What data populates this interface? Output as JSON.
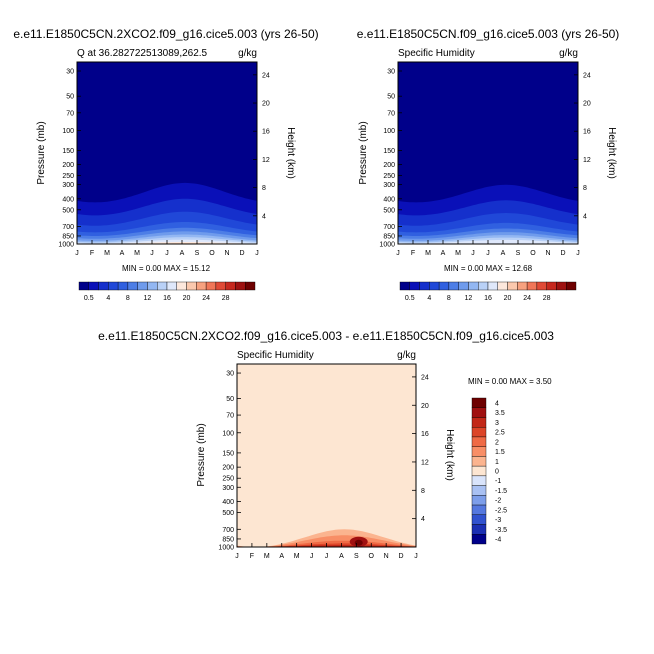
{
  "chart_data": [
    {
      "type": "heatmap",
      "title": "e.e11.E1850C5CN.2XCO2.f09_g16.cice5.003 (yrs 26-50)",
      "subtitle_left": "Q at 36.282722513089,262.5",
      "subtitle_right": "g/kg",
      "ylabel": "Pressure (mb)",
      "ylabel_right": "Height (km)",
      "x_ticks": [
        "J",
        "F",
        "M",
        "A",
        "M",
        "J",
        "J",
        "A",
        "S",
        "O",
        "N",
        "D",
        "J"
      ],
      "y_ticks": [
        "30",
        "50",
        "70",
        "100",
        "150",
        "200",
        "250",
        "300",
        "400",
        "500",
        "700",
        "850",
        "1000"
      ],
      "y_ticks_right": [
        "24",
        "20",
        "16",
        "12",
        "8",
        "4"
      ],
      "stats": "MIN =   0.00 MAX =  15.12",
      "max": 15.12,
      "colorbar": [
        "0.5",
        "4",
        "8",
        "12",
        "16",
        "20",
        "24",
        "28"
      ],
      "contour_levels_g_per_kg": [
        0.5,
        1,
        2,
        3,
        4,
        6,
        8,
        10,
        12,
        14,
        16,
        18,
        20,
        22,
        24,
        26,
        28
      ]
    },
    {
      "type": "heatmap",
      "title": "e.e11.E1850C5CN.f09_g16.cice5.003 (yrs 26-50)",
      "subtitle_left": "Specific Humidity",
      "subtitle_right": "g/kg",
      "ylabel": "Pressure (mb)",
      "ylabel_right": "Height (km)",
      "x_ticks": [
        "J",
        "F",
        "M",
        "A",
        "M",
        "J",
        "J",
        "A",
        "S",
        "O",
        "N",
        "D",
        "J"
      ],
      "y_ticks": [
        "30",
        "50",
        "70",
        "100",
        "150",
        "200",
        "250",
        "300",
        "400",
        "500",
        "700",
        "850",
        "1000"
      ],
      "y_ticks_right": [
        "24",
        "20",
        "16",
        "12",
        "8",
        "4"
      ],
      "stats": "MIN =   0.00 MAX =  12.68",
      "max": 12.68,
      "colorbar": [
        "0.5",
        "4",
        "8",
        "12",
        "16",
        "20",
        "24",
        "28"
      ],
      "contour_levels_g_per_kg": [
        0.5,
        1,
        2,
        3,
        4,
        6,
        8,
        10,
        12,
        14,
        16,
        18,
        20,
        22,
        24,
        26,
        28
      ]
    },
    {
      "type": "heatmap",
      "title": "e.e11.E1850C5CN.2XCO2.f09_g16.cice5.003 - e.e11.E1850C5CN.f09_g16.cice5.003",
      "subtitle_left": "Specific Humidity",
      "subtitle_right": "g/kg",
      "ylabel": "Pressure (mb)",
      "ylabel_right": "Height (km)",
      "x_ticks": [
        "J",
        "F",
        "M",
        "A",
        "M",
        "J",
        "J",
        "A",
        "S",
        "O",
        "N",
        "D",
        "J"
      ],
      "y_ticks": [
        "30",
        "50",
        "70",
        "100",
        "150",
        "200",
        "250",
        "300",
        "400",
        "500",
        "700",
        "850",
        "1000"
      ],
      "y_ticks_right": [
        "24",
        "20",
        "16",
        "12",
        "8",
        "4"
      ],
      "stats": "MIN =   0.00 MAX =   3.50",
      "max": 3.5,
      "colorbar": [
        "4",
        "3.5",
        "3",
        "2.5",
        "2",
        "1.5",
        "1",
        "0",
        "-1",
        "-1.5",
        "-2",
        "-2.5",
        "-3",
        "-3.5",
        "-4"
      ]
    }
  ],
  "colors": {
    "seq_scale": [
      "#00008a",
      "#0a10b8",
      "#1530cc",
      "#2048d8",
      "#3060e0",
      "#4d7ee6",
      "#6f9bec",
      "#93b7f2",
      "#b9d1f7",
      "#dfe8fb",
      "#fde8dc",
      "#fbc8ad",
      "#f7a17f",
      "#f07658",
      "#e04a36",
      "#c6281e",
      "#9e1110",
      "#6e0000"
    ],
    "div_scale": [
      "#6e0000",
      "#a01010",
      "#c22818",
      "#dc4528",
      "#ef6a45",
      "#f88e66",
      "#fbb48f",
      "#fde6d2",
      "#d9e4fb",
      "#a9c1f3",
      "#7d9eea",
      "#5578df",
      "#3152cf",
      "#1b2fb3",
      "#00008a"
    ]
  }
}
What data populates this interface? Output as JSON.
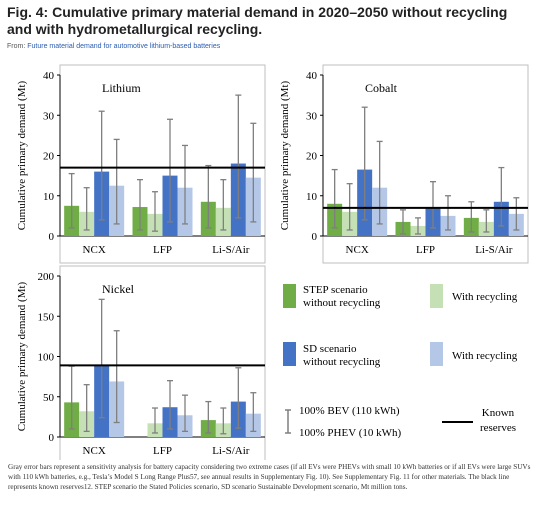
{
  "figure": {
    "title": "Fig. 4: Cumulative primary material demand in 2020–2050 without recycling and with hydrometallurgical recycling.",
    "from_prefix": "From: ",
    "from_link": "Future material demand for automotive lithium-based batteries",
    "caption": "Gray error bars represent a sensitivity analysis for battery capacity considering two extreme cases (if all EVs were PHEVs with small 10 kWh batteries or if all EVs were large SUVs with 110 kWh batteries, e.g., Tesla’s Model S Long Range Plus57, see annual results in Supplementary Fig. 10). See Supplementary Fig. 11 for other materials. The black line represents known reserves12. STEP scenario the Stated Policies scenario, SD scenario Sustainable Development scenario, Mt million tons."
  },
  "colors": {
    "step": "#70ad47",
    "step_recycling": "#c5e0b4",
    "sd": "#4472c4",
    "sd_recycling": "#b4c7e7",
    "error_bar": "#7f7f7f",
    "reserves": "#000000"
  },
  "legend": {
    "step_line1": "STEP scenario",
    "step_line2": "without recycling",
    "step_recycling": "With recycling",
    "sd_line1": "SD scenario",
    "sd_line2": "without recycling",
    "sd_recycling": "With recycling",
    "err_top": "100% BEV (110 kWh)",
    "err_bottom": "100% PHEV (10 kWh)",
    "reserves_line1": "Known",
    "reserves_line2": "reserves"
  },
  "chart_data": [
    {
      "type": "bar",
      "title": "Lithium",
      "ylabel": "Cumulative primary demand (Mt)",
      "ylim": [
        0,
        40
      ],
      "yticks": [
        0,
        10,
        20,
        30,
        40
      ],
      "categories": [
        "NCX",
        "LFP",
        "Li-S/Air"
      ],
      "reserves": 17,
      "series": [
        {
          "name": "STEP scenario without recycling",
          "values": [
            7.5,
            7.2,
            8.5
          ],
          "err_low": [
            2,
            1.5,
            2
          ],
          "err_high": [
            15.5,
            14,
            17.5
          ]
        },
        {
          "name": "With recycling",
          "values": [
            6,
            5.5,
            7
          ],
          "err_low": [
            1.5,
            1.2,
            1.5
          ],
          "err_high": [
            12,
            11,
            14
          ]
        },
        {
          "name": "SD scenario without recycling",
          "values": [
            16,
            15,
            18
          ],
          "err_low": [
            4,
            3.5,
            4.5
          ],
          "err_high": [
            31,
            29,
            35
          ]
        },
        {
          "name": "With recycling",
          "values": [
            12.5,
            12,
            14.5
          ],
          "err_low": [
            3,
            3,
            3.5
          ],
          "err_high": [
            24,
            22.5,
            28
          ]
        }
      ]
    },
    {
      "type": "bar",
      "title": "Cobalt",
      "ylabel": "Cumulative primary demand (Mt)",
      "ylim": [
        0,
        40
      ],
      "yticks": [
        0,
        10,
        20,
        30,
        40
      ],
      "categories": [
        "NCX",
        "LFP",
        "Li-S/Air"
      ],
      "reserves": 7,
      "series": [
        {
          "name": "STEP scenario without recycling",
          "values": [
            8,
            3.5,
            4.5
          ],
          "err_low": [
            2,
            0.5,
            1
          ],
          "err_high": [
            16.5,
            6.5,
            8.5
          ]
        },
        {
          "name": "With recycling",
          "values": [
            6,
            2.5,
            3.5
          ],
          "err_low": [
            1.5,
            0.5,
            1
          ],
          "err_high": [
            13,
            4.5,
            6.5
          ]
        },
        {
          "name": "SD scenario without recycling",
          "values": [
            16.5,
            7,
            8.5
          ],
          "err_low": [
            4,
            2,
            2.5
          ],
          "err_high": [
            32,
            13.5,
            17
          ]
        },
        {
          "name": "With recycling",
          "values": [
            12,
            5,
            5.5
          ],
          "err_low": [
            3,
            1.5,
            1.5
          ],
          "err_high": [
            23.5,
            10,
            9.5
          ]
        }
      ]
    },
    {
      "type": "bar",
      "title": "Nickel",
      "ylabel": "Cumulative primary demand (Mt)",
      "ylim": [
        0,
        200
      ],
      "yticks": [
        0,
        50,
        100,
        150,
        200
      ],
      "categories": [
        "NCX",
        "LFP",
        "Li-S/Air"
      ],
      "reserves": 89,
      "series": [
        {
          "name": "STEP scenario without recycling",
          "values": [
            43,
            0,
            21
          ],
          "err_low": [
            10,
            0,
            5
          ],
          "err_high": [
            88,
            0,
            44
          ]
        },
        {
          "name": "With recycling",
          "values": [
            32,
            17,
            17
          ],
          "err_low": [
            7,
            5,
            4
          ],
          "err_high": [
            65,
            36,
            36
          ]
        },
        {
          "name": "SD scenario without recycling",
          "values": [
            89,
            37,
            44
          ],
          "err_low": [
            24,
            10,
            11
          ],
          "err_high": [
            171,
            70,
            86
          ]
        },
        {
          "name": "With recycling",
          "values": [
            69,
            27,
            29
          ],
          "err_low": [
            18,
            7,
            7
          ],
          "err_high": [
            132,
            52,
            55
          ]
        }
      ]
    }
  ]
}
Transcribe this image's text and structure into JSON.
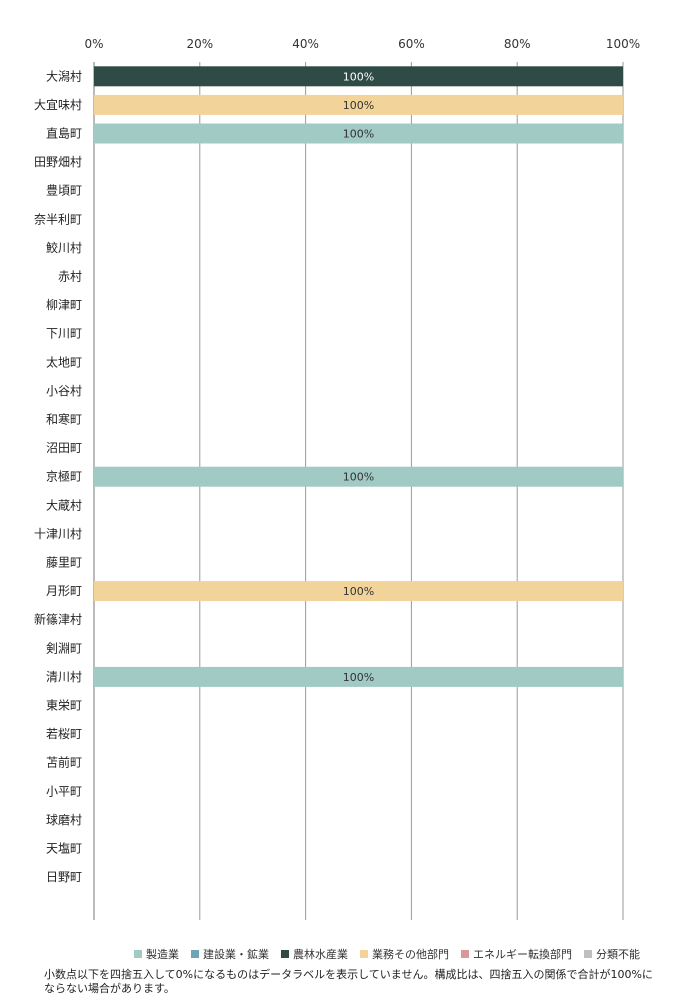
{
  "chart_data": {
    "type": "bar",
    "orientation": "horizontal",
    "stacked": true,
    "xlim": [
      0,
      100
    ],
    "x_ticks": [
      "0%",
      "20%",
      "40%",
      "60%",
      "80%",
      "100%"
    ],
    "grid": true,
    "legend_position": "bottom",
    "categories": [
      "大潟村",
      "大宜味村",
      "直島町",
      "田野畑村",
      "豊頃町",
      "奈半利町",
      "鮫川村",
      "赤村",
      "柳津町",
      "下川町",
      "太地町",
      "小谷村",
      "和寒町",
      "沼田町",
      "京極町",
      "大蔵村",
      "十津川村",
      "藤里町",
      "月形町",
      "新篠津村",
      "剣淵町",
      "清川村",
      "東栄町",
      "若桜町",
      "苫前町",
      "小平町",
      "球磨村",
      "天塩町",
      "日野町"
    ],
    "series": [
      {
        "name": "製造業",
        "color": "#a0cac3",
        "values": [
          0,
          0,
          100,
          0,
          0,
          0,
          0,
          0,
          0,
          0,
          0,
          0,
          0,
          0,
          100,
          0,
          0,
          0,
          0,
          0,
          0,
          100,
          0,
          0,
          0,
          0,
          0,
          0,
          0
        ]
      },
      {
        "name": "建設業・鉱業",
        "color": "#6fa3b5",
        "values": [
          0,
          0,
          0,
          0,
          0,
          0,
          0,
          0,
          0,
          0,
          0,
          0,
          0,
          0,
          0,
          0,
          0,
          0,
          0,
          0,
          0,
          0,
          0,
          0,
          0,
          0,
          0,
          0,
          0
        ]
      },
      {
        "name": "農林水産業",
        "color": "#2e4b45",
        "values": [
          100,
          0,
          0,
          0,
          0,
          0,
          0,
          0,
          0,
          0,
          0,
          0,
          0,
          0,
          0,
          0,
          0,
          0,
          0,
          0,
          0,
          0,
          0,
          0,
          0,
          0,
          0,
          0,
          0
        ]
      },
      {
        "name": "業務その他部門",
        "color": "#f2d49a",
        "values": [
          0,
          100,
          0,
          0,
          0,
          0,
          0,
          0,
          0,
          0,
          0,
          0,
          0,
          0,
          0,
          0,
          0,
          0,
          100,
          0,
          0,
          0,
          0,
          0,
          0,
          0,
          0,
          0,
          0
        ]
      },
      {
        "name": "エネルギー転換部門",
        "color": "#dc9898",
        "values": [
          0,
          0,
          0,
          0,
          0,
          0,
          0,
          0,
          0,
          0,
          0,
          0,
          0,
          0,
          0,
          0,
          0,
          0,
          0,
          0,
          0,
          0,
          0,
          0,
          0,
          0,
          0,
          0,
          0
        ]
      },
      {
        "name": "分類不能",
        "color": "#bfbfbf",
        "values": [
          0,
          0,
          0,
          0,
          0,
          0,
          0,
          0,
          0,
          0,
          0,
          0,
          0,
          0,
          0,
          0,
          0,
          0,
          0,
          0,
          0,
          0,
          0,
          0,
          0,
          0,
          0,
          0,
          0
        ]
      }
    ],
    "data_label_suffix": "%"
  },
  "footnote": "小数点以下を四捨五入して0%になるものはデータラベルを表示していません。構成比は、四捨五入の関係で合計が100%にならない場合があります。"
}
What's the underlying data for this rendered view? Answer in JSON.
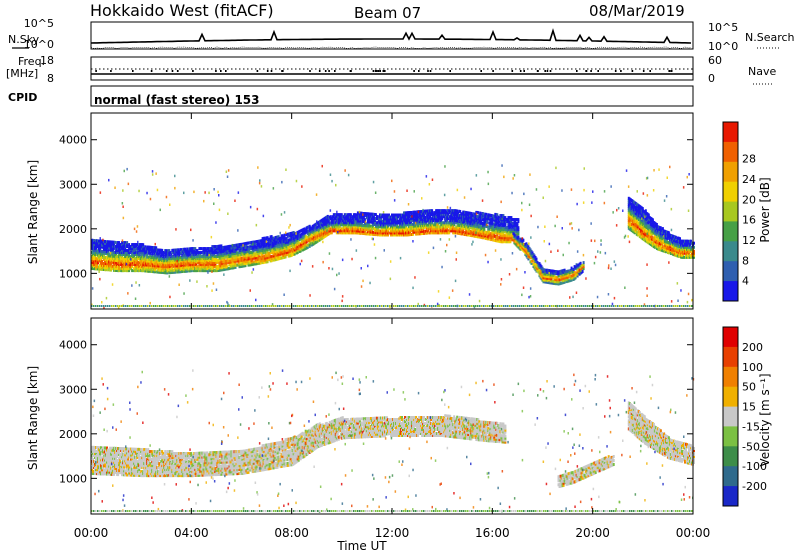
{
  "header": {
    "radar": "Hokkaido West (fitACF)",
    "beam": "Beam 07",
    "date": "08/Mar/2019"
  },
  "top_panels": {
    "nsky_label": "N.Sky",
    "nsky_ticks": [
      "10^5",
      "10^0"
    ],
    "nsearch_label": "N.Search",
    "nsearch_ticks": [
      "10^5",
      "10^0"
    ],
    "freq_label": [
      "Freq.",
      "[MHz]"
    ],
    "freq_ticks": [
      "18",
      "8"
    ],
    "nave_label": "Nave",
    "nave_ticks": [
      "60",
      "0"
    ],
    "cpid_label": "CPID",
    "cpid_text": "normal (fast stereo) 153"
  },
  "chart_data": [
    {
      "type": "heatmap",
      "name": "power",
      "ylabel": "Slant Range [km]",
      "yticks": [
        "1000",
        "2000",
        "3000",
        "4000"
      ],
      "ylim": [
        200,
        4600
      ],
      "xlim": [
        0,
        24
      ],
      "colorbar_label": "Power [dB]",
      "colorbar_ticks": [
        "4",
        "8",
        "12",
        "16",
        "20",
        "24",
        "28"
      ],
      "colorbar_colors": [
        "#1818e8",
        "#2f5fb0",
        "#3a8a8c",
        "#46a046",
        "#a8c820",
        "#f0d000",
        "#f0a000",
        "#f06000",
        "#e81800"
      ],
      "bands": [
        {
          "t": [
            0,
            1,
            2,
            3,
            4,
            5,
            6,
            7,
            8,
            8.7,
            9.5,
            10.5,
            11.5,
            12.5,
            13.5,
            14.5,
            15.5,
            16.3,
            17
          ],
          "lo": [
            1100,
            1050,
            1050,
            1000,
            1050,
            1050,
            1150,
            1250,
            1400,
            1600,
            1900,
            1900,
            1850,
            1850,
            1900,
            1900,
            1800,
            1700,
            1700
          ],
          "hi": [
            1750,
            1700,
            1650,
            1500,
            1550,
            1600,
            1650,
            1800,
            1900,
            2050,
            2300,
            2350,
            2300,
            2350,
            2400,
            2400,
            2350,
            2300,
            2200
          ],
          "core": [
            1250,
            1200,
            1200,
            1150,
            1200,
            1200,
            1300,
            1350,
            1500,
            1750,
            1950,
            1950,
            1900,
            1900,
            1950,
            1950,
            1850,
            1800,
            1750
          ]
        },
        {
          "t": [
            21.4,
            22,
            22.5,
            23,
            23.5,
            24
          ],
          "lo": [
            2000,
            1750,
            1550,
            1450,
            1350,
            1350
          ],
          "hi": [
            2700,
            2450,
            2100,
            1900,
            1750,
            1700
          ],
          "core": [
            2200,
            1900,
            1700,
            1550,
            1450,
            1450
          ]
        },
        {
          "t": [
            16.8,
            17.3,
            18,
            18.6,
            19.2,
            19.6
          ],
          "lo": [
            1700,
            1400,
            800,
            750,
            850,
            1050
          ],
          "hi": [
            1900,
            1700,
            1100,
            1050,
            1150,
            1250
          ],
          "core": [
            1750,
            1500,
            900,
            850,
            950,
            1150
          ]
        }
      ]
    },
    {
      "type": "heatmap",
      "name": "velocity",
      "ylabel": "Slant Range [km]",
      "yticks": [
        "1000",
        "2000",
        "3000",
        "4000"
      ],
      "ylim": [
        200,
        4600
      ],
      "xlim": [
        0,
        24
      ],
      "xticks": [
        "00:00",
        "04:00",
        "08:00",
        "12:00",
        "16:00",
        "20:00",
        "00:00"
      ],
      "xlabel": "Time UT",
      "colorbar_label": "Velocity [m s⁻¹]",
      "colorbar_ticks": [
        "200",
        "100",
        "50",
        "15",
        "-15",
        "-50",
        "-100",
        "-200"
      ],
      "colorbar_colors": [
        "#1a28c8",
        "#2f6a8c",
        "#3d8d49",
        "#7bc043",
        "#c8c8c8",
        "#f0b000",
        "#f08000",
        "#e84000",
        "#e00000"
      ],
      "bands": [
        {
          "t": [
            0,
            2,
            4,
            6,
            8,
            9,
            10,
            12,
            14,
            15.5,
            16.5
          ],
          "lo": [
            1100,
            1050,
            1050,
            1100,
            1300,
            1700,
            1900,
            1950,
            1950,
            1850,
            1800
          ],
          "hi": [
            1700,
            1650,
            1550,
            1600,
            1900,
            2200,
            2350,
            2350,
            2400,
            2300,
            2200
          ],
          "core": [
            1300,
            1300,
            1250,
            1350,
            1500,
            1850,
            2000,
            2050,
            2100,
            1950,
            1900
          ]
        },
        {
          "t": [
            21.4,
            22,
            23,
            24
          ],
          "lo": [
            2100,
            1800,
            1450,
            1300
          ],
          "hi": [
            2700,
            2400,
            1900,
            1700
          ],
          "core": [
            2300,
            2000,
            1600,
            1450
          ]
        },
        {
          "t": [
            18.6,
            19.2,
            19.8,
            20.4,
            20.8
          ],
          "lo": [
            800,
            900,
            1050,
            1200,
            1300
          ],
          "hi": [
            1050,
            1150,
            1300,
            1450,
            1500
          ],
          "core": [
            900,
            1000,
            1150,
            1300,
            1400
          ]
        }
      ]
    }
  ]
}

◆ ◆ ◆ ◆

Work to do – Check each line above for the string "this", then copy the ones that have it.

Full answer –
What data populates this interface? Output as JSON.
What data populates this interface? Output as JSON.
Transcribe this image's text and structure into JSON.
What's the underlying data for this rendered view? Answer in JSON.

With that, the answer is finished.